──────── INFORMATION PROVIDED ────────

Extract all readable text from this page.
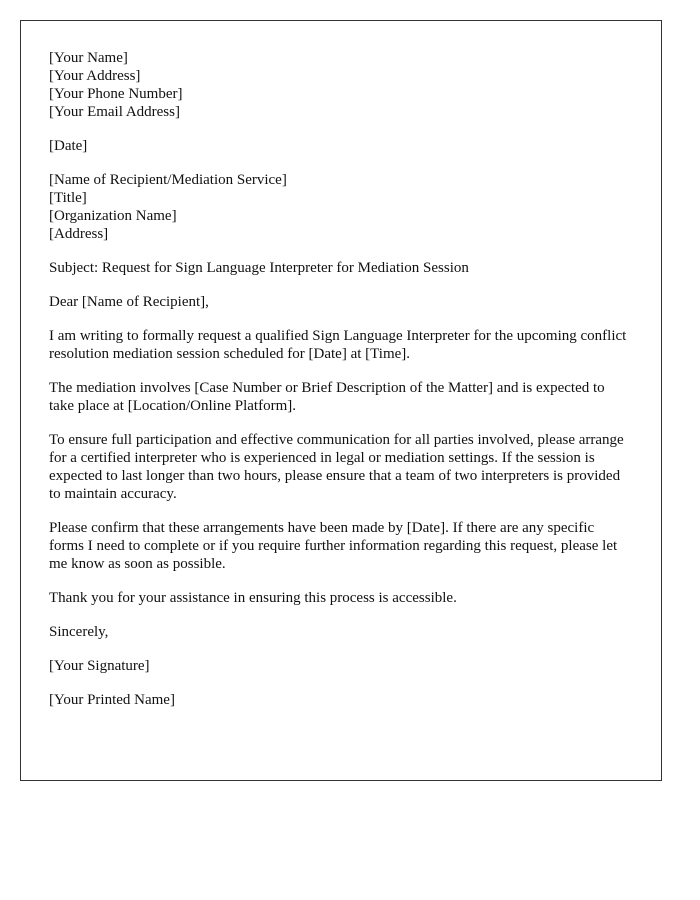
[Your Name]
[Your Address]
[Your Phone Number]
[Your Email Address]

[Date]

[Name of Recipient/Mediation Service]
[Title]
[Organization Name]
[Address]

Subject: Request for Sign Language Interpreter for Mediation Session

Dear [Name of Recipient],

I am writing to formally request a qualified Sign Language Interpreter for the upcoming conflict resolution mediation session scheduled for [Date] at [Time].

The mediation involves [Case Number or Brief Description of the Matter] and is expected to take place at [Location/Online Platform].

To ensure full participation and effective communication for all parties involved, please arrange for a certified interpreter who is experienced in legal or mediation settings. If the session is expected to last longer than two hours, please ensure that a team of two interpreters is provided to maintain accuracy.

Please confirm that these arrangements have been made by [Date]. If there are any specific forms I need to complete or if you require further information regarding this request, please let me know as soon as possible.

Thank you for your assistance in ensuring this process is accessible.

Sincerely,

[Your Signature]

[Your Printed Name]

────────

• YOUR INSTRUCTIONS
Write the full listing out again with every line unchanged, but include no pictures.

• RESULT
Extract all readable text from this page.
[Your Name]
[Your Address]
[Your Phone Number]
[Your Email Address]

[Date]

[Name of Recipient/Mediation Service]
[Title]
[Organization Name]
[Address]

Subject: Request for Sign Language Interpreter for Mediation Session

Dear [Name of Recipient],

I am writing to formally request a qualified Sign Language Interpreter for the upcoming conflict resolution mediation session scheduled for [Date] at [Time].

The mediation involves [Case Number or Brief Description of the Matter] and is expected to take place at [Location/Online Platform].

To ensure full participation and effective communication for all parties involved, please arrange for a certified interpreter who is experienced in legal or mediation settings. If the session is expected to last longer than two hours, please ensure that a team of two interpreters is provided to maintain accuracy.

Please confirm that these arrangements have been made by [Date]. If there are any specific forms I need to complete or if you require further information regarding this request, please let me know as soon as possible.

Thank you for your assistance in ensuring this process is accessible.

Sincerely,

[Your Signature]

[Your Printed Name]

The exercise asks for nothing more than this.